> _Instruction_: Can you return the lines unchanged, starting at the line that contains "target-gain-label: 目标涨幅： xyxy=(297,1104,372,1121)" and stopping after the line that contains "row-news-tag: 【财富早班车5月11日提示】 xyxy=(112,2152,217,2163)"?

— START Records for processing —

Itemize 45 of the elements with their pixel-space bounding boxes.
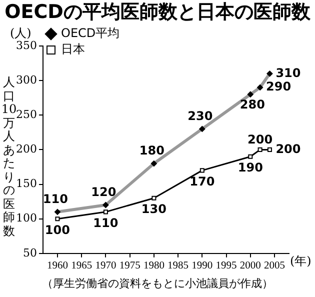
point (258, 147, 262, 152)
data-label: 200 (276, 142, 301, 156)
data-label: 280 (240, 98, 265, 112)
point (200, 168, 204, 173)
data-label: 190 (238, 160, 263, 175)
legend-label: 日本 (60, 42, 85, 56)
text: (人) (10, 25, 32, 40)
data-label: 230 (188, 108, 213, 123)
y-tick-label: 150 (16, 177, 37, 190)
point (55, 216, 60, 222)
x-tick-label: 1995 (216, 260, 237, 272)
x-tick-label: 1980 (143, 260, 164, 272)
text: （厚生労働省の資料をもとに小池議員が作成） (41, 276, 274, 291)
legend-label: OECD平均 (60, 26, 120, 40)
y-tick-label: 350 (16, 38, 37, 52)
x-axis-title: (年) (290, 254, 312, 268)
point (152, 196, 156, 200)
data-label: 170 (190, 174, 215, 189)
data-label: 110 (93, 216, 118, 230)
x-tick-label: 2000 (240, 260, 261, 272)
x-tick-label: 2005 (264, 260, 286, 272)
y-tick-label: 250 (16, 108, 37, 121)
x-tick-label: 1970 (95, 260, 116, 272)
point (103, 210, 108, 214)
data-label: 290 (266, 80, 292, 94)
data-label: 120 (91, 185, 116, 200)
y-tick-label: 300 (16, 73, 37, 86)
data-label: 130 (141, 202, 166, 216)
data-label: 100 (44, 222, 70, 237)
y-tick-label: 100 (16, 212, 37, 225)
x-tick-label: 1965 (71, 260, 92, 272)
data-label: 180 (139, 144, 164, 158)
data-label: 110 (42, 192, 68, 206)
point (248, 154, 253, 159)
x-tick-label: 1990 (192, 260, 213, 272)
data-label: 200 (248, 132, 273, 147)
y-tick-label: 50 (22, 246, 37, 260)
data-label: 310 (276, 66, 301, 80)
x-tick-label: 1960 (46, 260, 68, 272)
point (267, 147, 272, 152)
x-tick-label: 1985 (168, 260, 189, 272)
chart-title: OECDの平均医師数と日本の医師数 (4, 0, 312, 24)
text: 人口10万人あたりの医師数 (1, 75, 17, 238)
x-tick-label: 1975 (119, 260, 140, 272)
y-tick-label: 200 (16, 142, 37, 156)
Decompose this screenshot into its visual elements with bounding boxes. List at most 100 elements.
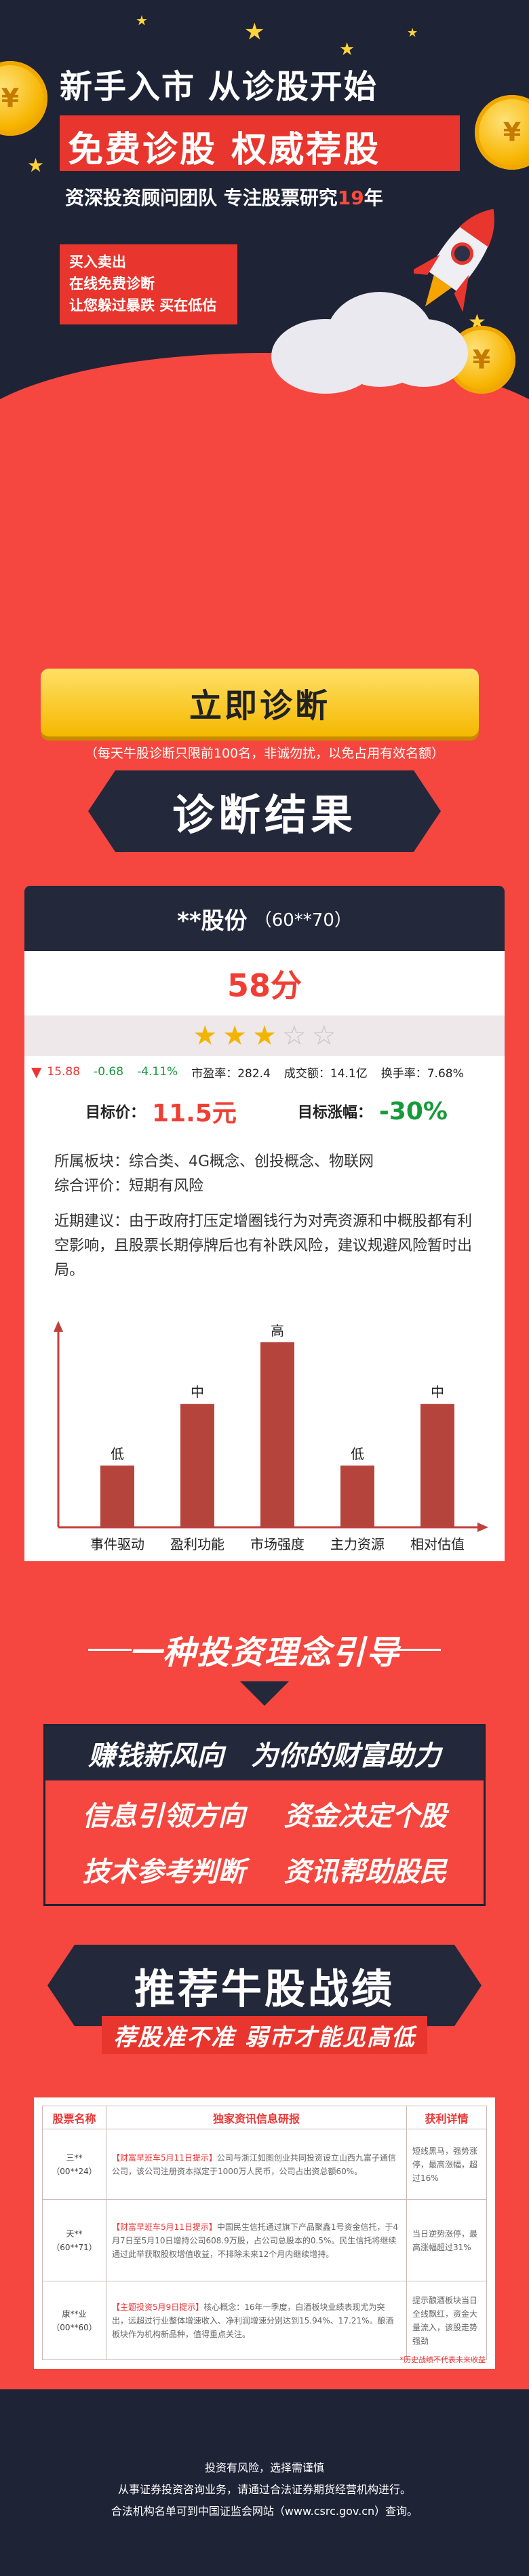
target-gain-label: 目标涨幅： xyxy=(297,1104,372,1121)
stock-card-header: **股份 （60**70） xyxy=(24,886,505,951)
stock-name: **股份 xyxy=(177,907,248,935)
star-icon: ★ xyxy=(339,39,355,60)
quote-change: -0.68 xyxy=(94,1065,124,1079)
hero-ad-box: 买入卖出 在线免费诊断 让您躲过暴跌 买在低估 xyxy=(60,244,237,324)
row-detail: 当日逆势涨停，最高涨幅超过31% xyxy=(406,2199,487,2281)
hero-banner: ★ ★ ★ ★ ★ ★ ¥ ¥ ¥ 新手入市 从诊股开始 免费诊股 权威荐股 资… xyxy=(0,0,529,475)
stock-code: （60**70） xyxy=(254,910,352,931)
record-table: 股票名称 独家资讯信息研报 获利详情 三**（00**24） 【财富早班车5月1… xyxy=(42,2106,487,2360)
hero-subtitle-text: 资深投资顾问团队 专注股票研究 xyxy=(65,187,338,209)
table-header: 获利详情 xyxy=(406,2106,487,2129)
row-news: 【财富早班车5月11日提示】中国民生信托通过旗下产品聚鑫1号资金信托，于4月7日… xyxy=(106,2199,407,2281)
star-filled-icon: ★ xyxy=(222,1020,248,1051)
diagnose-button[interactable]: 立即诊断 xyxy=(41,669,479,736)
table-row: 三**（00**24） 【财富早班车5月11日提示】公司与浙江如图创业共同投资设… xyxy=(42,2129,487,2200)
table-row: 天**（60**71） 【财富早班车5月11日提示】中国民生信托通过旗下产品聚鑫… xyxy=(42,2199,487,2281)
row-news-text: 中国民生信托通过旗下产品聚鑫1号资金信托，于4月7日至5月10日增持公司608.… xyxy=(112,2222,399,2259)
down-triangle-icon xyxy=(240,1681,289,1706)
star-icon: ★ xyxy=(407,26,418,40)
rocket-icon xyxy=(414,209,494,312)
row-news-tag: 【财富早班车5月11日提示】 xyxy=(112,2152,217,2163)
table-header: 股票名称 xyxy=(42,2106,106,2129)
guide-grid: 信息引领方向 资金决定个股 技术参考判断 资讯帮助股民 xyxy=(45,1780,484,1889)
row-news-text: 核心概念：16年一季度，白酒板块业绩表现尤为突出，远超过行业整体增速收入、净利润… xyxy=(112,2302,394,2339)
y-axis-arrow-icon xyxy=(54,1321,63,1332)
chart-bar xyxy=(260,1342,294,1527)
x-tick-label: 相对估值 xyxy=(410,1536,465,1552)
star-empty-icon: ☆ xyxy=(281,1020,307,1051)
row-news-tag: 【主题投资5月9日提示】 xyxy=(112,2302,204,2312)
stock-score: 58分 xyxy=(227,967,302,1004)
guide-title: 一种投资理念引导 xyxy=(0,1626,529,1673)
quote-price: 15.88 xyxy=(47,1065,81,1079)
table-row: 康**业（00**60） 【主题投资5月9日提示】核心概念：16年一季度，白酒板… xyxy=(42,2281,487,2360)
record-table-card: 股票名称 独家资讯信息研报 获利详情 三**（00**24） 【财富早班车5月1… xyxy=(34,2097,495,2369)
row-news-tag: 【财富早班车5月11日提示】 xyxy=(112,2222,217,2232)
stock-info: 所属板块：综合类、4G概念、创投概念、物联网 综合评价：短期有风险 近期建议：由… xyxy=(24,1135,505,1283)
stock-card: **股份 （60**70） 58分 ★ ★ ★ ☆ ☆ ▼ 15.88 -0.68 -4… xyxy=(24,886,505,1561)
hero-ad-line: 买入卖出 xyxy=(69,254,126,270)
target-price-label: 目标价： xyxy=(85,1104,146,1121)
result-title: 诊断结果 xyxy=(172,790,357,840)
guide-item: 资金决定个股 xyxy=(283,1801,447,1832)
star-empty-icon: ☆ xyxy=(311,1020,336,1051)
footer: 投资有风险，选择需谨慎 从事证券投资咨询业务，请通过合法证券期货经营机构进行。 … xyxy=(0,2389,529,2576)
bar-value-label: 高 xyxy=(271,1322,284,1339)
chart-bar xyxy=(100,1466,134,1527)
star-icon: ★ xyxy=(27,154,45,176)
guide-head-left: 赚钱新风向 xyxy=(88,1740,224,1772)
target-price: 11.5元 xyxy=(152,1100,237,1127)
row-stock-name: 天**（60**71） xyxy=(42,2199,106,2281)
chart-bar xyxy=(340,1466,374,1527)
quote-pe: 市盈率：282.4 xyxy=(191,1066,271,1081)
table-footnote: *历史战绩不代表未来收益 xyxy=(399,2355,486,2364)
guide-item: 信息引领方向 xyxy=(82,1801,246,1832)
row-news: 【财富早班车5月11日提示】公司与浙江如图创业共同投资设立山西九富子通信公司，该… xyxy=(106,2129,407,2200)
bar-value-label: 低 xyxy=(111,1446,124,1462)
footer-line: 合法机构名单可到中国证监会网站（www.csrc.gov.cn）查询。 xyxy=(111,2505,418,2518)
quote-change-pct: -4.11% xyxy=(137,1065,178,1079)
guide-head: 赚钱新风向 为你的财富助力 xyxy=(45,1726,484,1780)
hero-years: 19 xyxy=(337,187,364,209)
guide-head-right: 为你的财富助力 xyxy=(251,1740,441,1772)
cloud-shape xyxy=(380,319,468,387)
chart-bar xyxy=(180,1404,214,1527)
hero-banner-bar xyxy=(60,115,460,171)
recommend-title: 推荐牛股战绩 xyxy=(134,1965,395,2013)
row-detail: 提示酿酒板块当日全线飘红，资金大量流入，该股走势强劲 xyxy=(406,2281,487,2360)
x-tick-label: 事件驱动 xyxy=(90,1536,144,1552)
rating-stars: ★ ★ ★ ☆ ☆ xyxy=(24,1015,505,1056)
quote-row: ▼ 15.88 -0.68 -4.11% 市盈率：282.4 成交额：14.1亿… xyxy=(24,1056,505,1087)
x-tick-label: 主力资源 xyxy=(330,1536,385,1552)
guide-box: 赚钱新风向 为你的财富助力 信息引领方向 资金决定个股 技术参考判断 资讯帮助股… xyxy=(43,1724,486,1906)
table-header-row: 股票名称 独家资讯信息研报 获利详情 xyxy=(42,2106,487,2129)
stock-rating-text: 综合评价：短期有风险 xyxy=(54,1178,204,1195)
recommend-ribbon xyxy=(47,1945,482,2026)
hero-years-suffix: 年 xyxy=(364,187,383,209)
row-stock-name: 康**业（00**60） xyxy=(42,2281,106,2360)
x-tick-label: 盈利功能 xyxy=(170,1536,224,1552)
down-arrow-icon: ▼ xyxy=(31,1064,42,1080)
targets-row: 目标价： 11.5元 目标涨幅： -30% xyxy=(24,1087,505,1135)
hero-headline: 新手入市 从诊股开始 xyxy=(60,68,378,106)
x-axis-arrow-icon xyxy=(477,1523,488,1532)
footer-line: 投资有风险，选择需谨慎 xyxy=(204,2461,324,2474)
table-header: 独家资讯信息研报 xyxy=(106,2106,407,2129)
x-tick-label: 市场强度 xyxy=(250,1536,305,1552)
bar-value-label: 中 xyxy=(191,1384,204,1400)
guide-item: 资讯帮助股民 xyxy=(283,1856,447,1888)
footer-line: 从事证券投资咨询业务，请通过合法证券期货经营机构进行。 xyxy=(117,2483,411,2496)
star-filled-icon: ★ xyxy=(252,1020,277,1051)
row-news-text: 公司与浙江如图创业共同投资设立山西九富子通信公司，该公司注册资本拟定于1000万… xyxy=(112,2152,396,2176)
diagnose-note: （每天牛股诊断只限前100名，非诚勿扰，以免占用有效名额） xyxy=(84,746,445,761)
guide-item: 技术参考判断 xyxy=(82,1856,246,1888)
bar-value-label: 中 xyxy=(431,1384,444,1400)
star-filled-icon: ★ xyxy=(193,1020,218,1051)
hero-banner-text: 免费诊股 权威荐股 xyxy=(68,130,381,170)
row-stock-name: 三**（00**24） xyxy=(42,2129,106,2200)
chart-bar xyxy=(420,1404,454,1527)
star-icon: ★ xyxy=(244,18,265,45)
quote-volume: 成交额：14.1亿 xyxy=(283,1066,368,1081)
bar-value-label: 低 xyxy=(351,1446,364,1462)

— END Records for processing —

> _Reply_:
target-gain-label: 目标涨幅： xyxy=(297,1104,372,1121)
stock-card-header: **股份 （60**70） xyxy=(24,886,505,951)
stock-name: **股份 xyxy=(177,907,248,935)
star-icon: ★ xyxy=(339,39,355,60)
quote-change: -0.68 xyxy=(94,1065,124,1079)
hero-ad-box: 买入卖出 在线免费诊断 让您躲过暴跌 买在低估 xyxy=(60,244,237,324)
row-detail: 当日逆势涨停，最高涨幅超过31% xyxy=(406,2199,487,2281)
hero-banner: ★ ★ ★ ★ ★ ★ ¥ ¥ ¥ 新手入市 从诊股开始 免费诊股 权威荐股 资… xyxy=(0,0,529,475)
stock-code: （60**70） xyxy=(254,910,352,931)
record-table: 股票名称 独家资讯信息研报 获利详情 三**（00**24） 【财富早班车5月1… xyxy=(42,2106,487,2360)
hero-subtitle-text: 资深投资顾问团队 专注股票研究 xyxy=(65,187,338,209)
table-header: 获利详情 xyxy=(406,2106,487,2129)
row-news: 【财富早班车5月11日提示】中国民生信托通过旗下产品聚鑫1号资金信托，于4月7日… xyxy=(106,2199,407,2281)
star-filled-icon: ★ xyxy=(222,1020,248,1051)
diagnose-button[interactable]: 立即诊断 xyxy=(41,669,479,736)
table-row: 三**（00**24） 【财富早班车5月11日提示】公司与浙江如图创业共同投资设… xyxy=(42,2129,487,2200)
table-row: 天**（60**71） 【财富早班车5月11日提示】中国民生信托通过旗下产品聚鑫… xyxy=(42,2199,487,2281)
row-news-text: 中国民生信托通过旗下产品聚鑫1号资金信托，于4月7日至5月10日增持公司608.… xyxy=(112,2222,399,2259)
down-triangle-icon xyxy=(240,1681,289,1706)
star-icon: ★ xyxy=(407,26,418,40)
rocket-icon xyxy=(414,209,494,312)
row-news-tag: 【财富早班车5月11日提示】 xyxy=(112,2152,217,2163)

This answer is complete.